_Set exercise_
From the listing below, pick out each line with the word "JSON".

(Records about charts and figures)
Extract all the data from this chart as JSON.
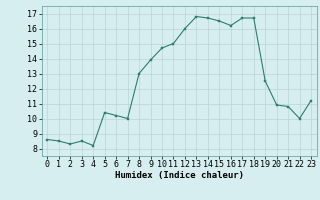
{
  "x": [
    0,
    1,
    2,
    3,
    4,
    5,
    6,
    7,
    8,
    9,
    10,
    11,
    12,
    13,
    14,
    15,
    16,
    17,
    18,
    19,
    20,
    21,
    22,
    23
  ],
  "y": [
    8.6,
    8.5,
    8.3,
    8.5,
    8.2,
    10.4,
    10.2,
    10.0,
    13.0,
    13.9,
    14.7,
    15.0,
    16.0,
    16.8,
    16.7,
    16.5,
    16.2,
    16.7,
    16.7,
    12.5,
    10.9,
    10.8,
    10.0,
    11.2
  ],
  "xlabel": "Humidex (Indice chaleur)",
  "ylim": [
    7.5,
    17.5
  ],
  "xlim": [
    -0.5,
    23.5
  ],
  "yticks": [
    8,
    9,
    10,
    11,
    12,
    13,
    14,
    15,
    16,
    17
  ],
  "xticks": [
    0,
    1,
    2,
    3,
    4,
    5,
    6,
    7,
    8,
    9,
    10,
    11,
    12,
    13,
    14,
    15,
    16,
    17,
    18,
    19,
    20,
    21,
    22,
    23
  ],
  "line_color": "#2e7d6e",
  "marker": "s",
  "marker_size": 2.0,
  "bg_color": "#d6eef0",
  "grid_color": "#b8d4d8",
  "xlabel_fontsize": 6.5,
  "tick_fontsize": 6.0
}
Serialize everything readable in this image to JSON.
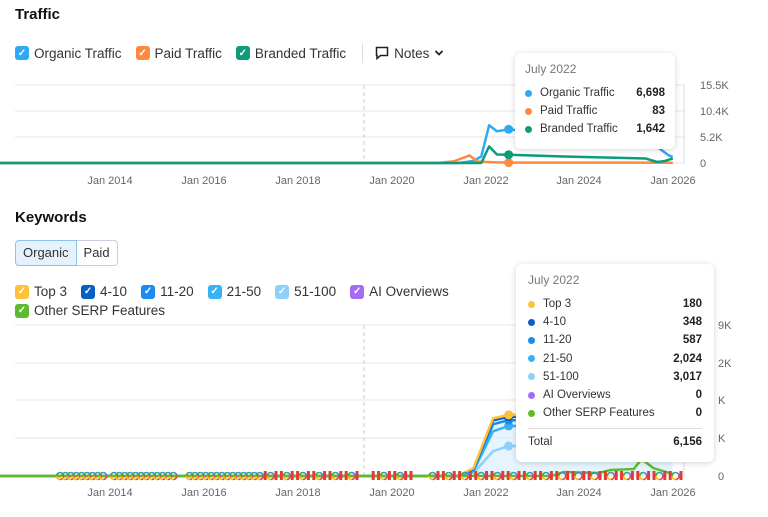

_The response_
Extract all the data from this chart as JSON.
Serialize everything readable in this image to JSON.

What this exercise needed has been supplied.